• [Given entries]
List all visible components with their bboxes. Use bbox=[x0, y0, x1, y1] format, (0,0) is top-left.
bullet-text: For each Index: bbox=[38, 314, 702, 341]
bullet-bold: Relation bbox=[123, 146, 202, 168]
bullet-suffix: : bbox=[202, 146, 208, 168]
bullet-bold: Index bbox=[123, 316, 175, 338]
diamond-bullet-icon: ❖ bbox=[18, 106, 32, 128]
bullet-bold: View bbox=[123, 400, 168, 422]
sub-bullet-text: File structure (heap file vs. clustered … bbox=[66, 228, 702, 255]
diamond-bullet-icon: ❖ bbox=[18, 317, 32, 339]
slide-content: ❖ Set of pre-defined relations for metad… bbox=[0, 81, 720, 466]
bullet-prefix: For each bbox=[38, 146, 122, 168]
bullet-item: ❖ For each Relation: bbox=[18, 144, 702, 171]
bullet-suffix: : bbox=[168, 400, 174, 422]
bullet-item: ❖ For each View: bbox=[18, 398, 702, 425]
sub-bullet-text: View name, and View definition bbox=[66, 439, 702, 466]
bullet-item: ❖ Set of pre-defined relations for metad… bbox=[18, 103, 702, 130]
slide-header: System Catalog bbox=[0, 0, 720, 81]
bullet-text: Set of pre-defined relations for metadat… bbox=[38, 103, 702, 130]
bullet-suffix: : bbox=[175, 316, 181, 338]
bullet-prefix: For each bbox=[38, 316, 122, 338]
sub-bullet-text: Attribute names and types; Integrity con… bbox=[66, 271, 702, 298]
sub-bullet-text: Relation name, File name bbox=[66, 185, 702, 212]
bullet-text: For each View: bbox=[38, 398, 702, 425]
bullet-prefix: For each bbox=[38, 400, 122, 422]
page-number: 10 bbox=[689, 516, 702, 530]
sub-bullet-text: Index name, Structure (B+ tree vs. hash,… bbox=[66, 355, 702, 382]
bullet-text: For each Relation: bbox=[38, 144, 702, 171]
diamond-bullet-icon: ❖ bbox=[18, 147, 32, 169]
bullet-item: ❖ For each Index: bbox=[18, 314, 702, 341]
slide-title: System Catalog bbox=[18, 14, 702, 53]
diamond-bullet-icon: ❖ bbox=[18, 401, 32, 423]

• [Aim of the task]
Reproduce the material above line for line, with no changes.

• [Result of the exercise]
List all visible components with their bboxes. Use bbox=[x0, y0, x1, y1] format, (0,0) is top-left.
bullet-text: For each Index: bbox=[38, 314, 702, 341]
bullet-bold: Relation bbox=[123, 146, 202, 168]
bullet-suffix: : bbox=[202, 146, 208, 168]
bullet-bold: Index bbox=[123, 316, 175, 338]
diamond-bullet-icon: ❖ bbox=[18, 106, 32, 128]
bullet-bold: View bbox=[123, 400, 168, 422]
sub-bullet-text: File structure (heap file vs. clustered … bbox=[66, 228, 702, 255]
diamond-bullet-icon: ❖ bbox=[18, 317, 32, 339]
slide-content: ❖ Set of pre-defined relations for metad… bbox=[0, 81, 720, 466]
bullet-prefix: For each bbox=[38, 146, 122, 168]
bullet-item: ❖ For each Relation: bbox=[18, 144, 702, 171]
bullet-suffix: : bbox=[168, 400, 174, 422]
bullet-item: ❖ For each View: bbox=[18, 398, 702, 425]
sub-bullet-text: View name, and View definition bbox=[66, 439, 702, 466]
bullet-item: ❖ Set of pre-defined relations for metad… bbox=[18, 103, 702, 130]
slide-header: System Catalog bbox=[0, 0, 720, 81]
bullet-text: Set of pre-defined relations for metadat… bbox=[38, 103, 702, 130]
bullet-suffix: : bbox=[175, 316, 181, 338]
bullet-prefix: For each bbox=[38, 316, 122, 338]
sub-bullet-text: Attribute names and types; Integrity con… bbox=[66, 271, 702, 298]
sub-bullet-text: Relation name, File name bbox=[66, 185, 702, 212]
bullet-text: For each View: bbox=[38, 398, 702, 425]
bullet-prefix: For each bbox=[38, 400, 122, 422]
page-number: 10 bbox=[689, 516, 702, 530]
sub-bullet-text: Index name, Structure (B+ tree vs. hash,… bbox=[66, 355, 702, 382]
bullet-text: For each Relation: bbox=[38, 144, 702, 171]
diamond-bullet-icon: ❖ bbox=[18, 147, 32, 169]
bullet-item: ❖ For each Index: bbox=[18, 314, 702, 341]
slide-title: System Catalog bbox=[18, 14, 702, 53]
diamond-bullet-icon: ❖ bbox=[18, 401, 32, 423]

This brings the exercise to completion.